• _WRITTEN TASK_: The entries below need to be written out exactly, with no pictures included.

• _Dataset items_:
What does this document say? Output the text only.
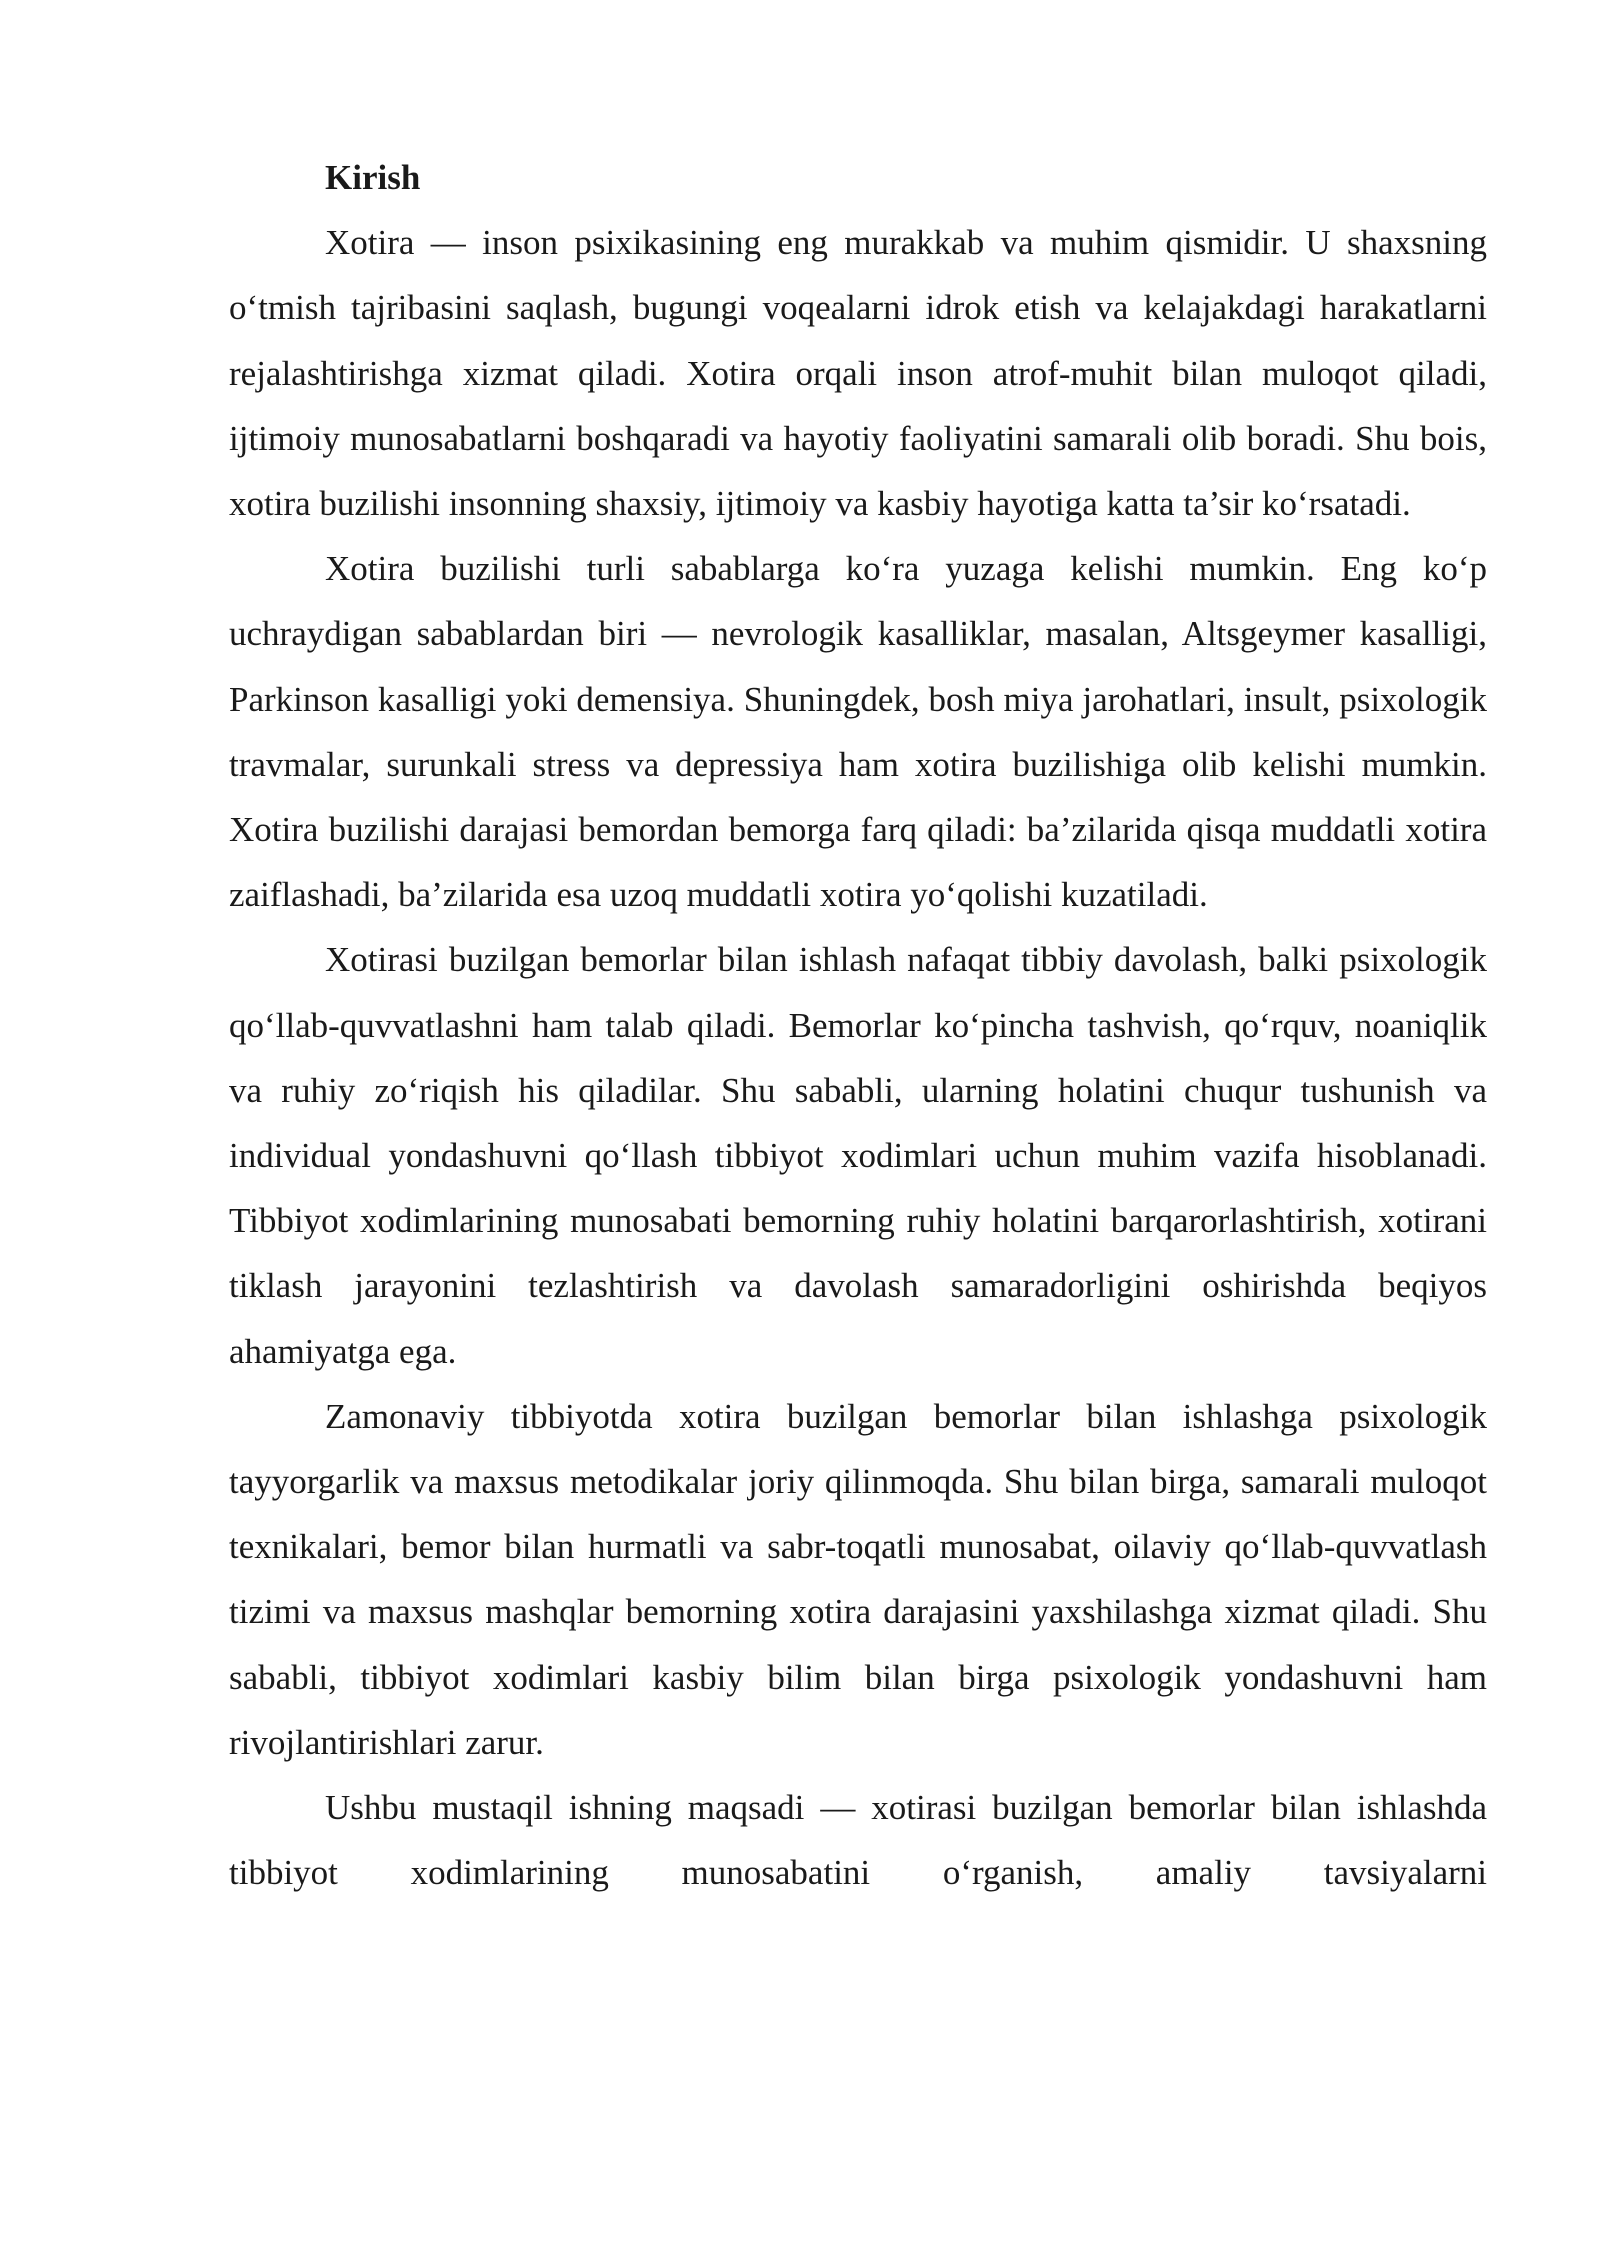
Kirish

Xotira — inson psixikasining eng murakkab va muhim qismidir. U shaxsning o‘tmish tajribasini saqlash, bugungi voqealarni idrok etish va kelajakdagi harakatlarni rejalashtirishga xizmat qiladi. Xotira orqali inson atrof-muhit bilan muloqot qiladi, ijtimoiy munosabatlarni boshqaradi va hayotiy faoliyatini samarali olib boradi. Shu bois, xotira buzilishi insonning shaxsiy, ijtimoiy va kasbiy hayotiga katta ta’sir ko‘rsatadi.

Xotira buzilishi turli sabablarga ko‘ra yuzaga kelishi mumkin. Eng ko‘p uchraydigan sabablardan biri — nevrologik kasalliklar, masalan, Altsgeymer kasalligi, Parkinson kasalligi yoki demensiya. Shuningdek, bosh miya jarohatlari, insult, psixologik travmalar, surunkali stress va depressiya ham xotira buzilishiga olib kelishi mumkin. Xotira buzilishi darajasi bemordan bemorga farq qiladi: ba’zilarida qisqa muddatli xotira zaiflashadi, ba’zilarida esa uzoq muddatli xotira yo‘qolishi kuzatiladi.

Xotirasi buzilgan bemorlar bilan ishlash nafaqat tibbiy davolash, balki psixologik qo‘llab-quvvatlashni ham talab qiladi. Bemorlar ko‘pincha tashvish, qo‘rquv, noaniqlik va ruhiy zo‘riqish his qiladilar. Shu sababli, ularning holatini chuqur tushunish va individual yondashuvni qo‘llash tibbiyot xodimlari uchun muhim vazifa hisoblanadi. Tibbiyot xodimlarining munosabati bemorning ruhiy holatini barqarorlashtirish, xotirani tiklash jarayonini tezlashtirish va davolash samaradorligini oshirishda beqiyos ahamiyatga ega.

Zamonaviy tibbiyotda xotira buzilgan bemorlar bilan ishlashga psixologik tayyorgarlik va maxsus metodikalar joriy qilinmoqda. Shu bilan birga, samarali muloqot texnikalari, bemor bilan hurmatli va sabr-toqatli munosabat, oilaviy qo‘llab-quvvatlash tizimi va maxsus mashqlar bemorning xotira darajasini yaxshilashga xizmat qiladi. Shu sababli, tibbiyot xodimlari kasbiy bilim bilan birga psixologik yondashuvni ham rivojlantirishlari zarur.

Ushbu mustaqil ishning maqsadi — xotirasi buzilgan bemorlar bilan ishlashda tibbiyot xodimlarining munosabatini o‘rganish, amaliy tavsiyalarni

• _OUTPUT FOR THIS EXERCISE_:
What does this document say? Output the text only.
Kirish

Xotira — inson psixikasining eng murakkab va muhim qismidir. U shaxsning o‘tmish tajribasini saqlash, bugungi voqealarni idrok etish va kelajakdagi harakatlarni rejalashtirishga xizmat qiladi. Xotira orqali inson atrof-muhit bilan muloqot qiladi, ijtimoiy munosabatlarni boshqaradi va hayotiy faoliyatini samarali olib boradi. Shu bois, xotira buzilishi insonning shaxsiy, ijtimoiy va kasbiy hayotiga katta ta’sir ko‘rsatadi.

Xotira buzilishi turli sabablarga ko‘ra yuzaga kelishi mumkin. Eng ko‘p uchraydigan sabablardan biri — nevrologik kasalliklar, masalan, Altsgeymer kasalligi, Parkinson kasalligi yoki demensiya. Shuningdek, bosh miya jarohatlari, insult, psixologik travmalar, surunkali stress va depressiya ham xotira buzilishiga olib kelishi mumkin. Xotira buzilishi darajasi bemordan bemorga farq qiladi: ba’zilarida qisqa muddatli xotira zaiflashadi, ba’zilarida esa uzoq muddatli xotira yo‘qolishi kuzatiladi.

Xotirasi buzilgan bemorlar bilan ishlash nafaqat tibbiy davolash, balki psixologik qo‘llab-quvvatlashni ham talab qiladi. Bemorlar ko‘pincha tashvish, qo‘rquv, noaniqlik va ruhiy zo‘riqish his qiladilar. Shu sababli, ularning holatini chuqur tushunish va individual yondashuvni qo‘llash tibbiyot xodimlari uchun muhim vazifa hisoblanadi. Tibbiyot xodimlarining munosabati bemorning ruhiy holatini barqarorlashtirish, xotirani tiklash jarayonini tezlashtirish va davolash samaradorligini oshirishda beqiyos ahamiyatga ega.

Zamonaviy tibbiyotda xotira buzilgan bemorlar bilan ishlashga psixologik tayyorgarlik va maxsus metodikalar joriy qilinmoqda. Shu bilan birga, samarali muloqot texnikalari, bemor bilan hurmatli va sabr-toqatli munosabat, oilaviy qo‘llab-quvvatlash tizimi va maxsus mashqlar bemorning xotira darajasini yaxshilashga xizmat qiladi. Shu sababli, tibbiyot xodimlari kasbiy bilim bilan birga psixologik yondashuvni ham rivojlantirishlari zarur.

Ushbu mustaqil ishning maqsadi — xotirasi buzilgan bemorlar bilan ishlashda tibbiyot xodimlarining munosabatini o‘rganish, amaliy tavsiyalarni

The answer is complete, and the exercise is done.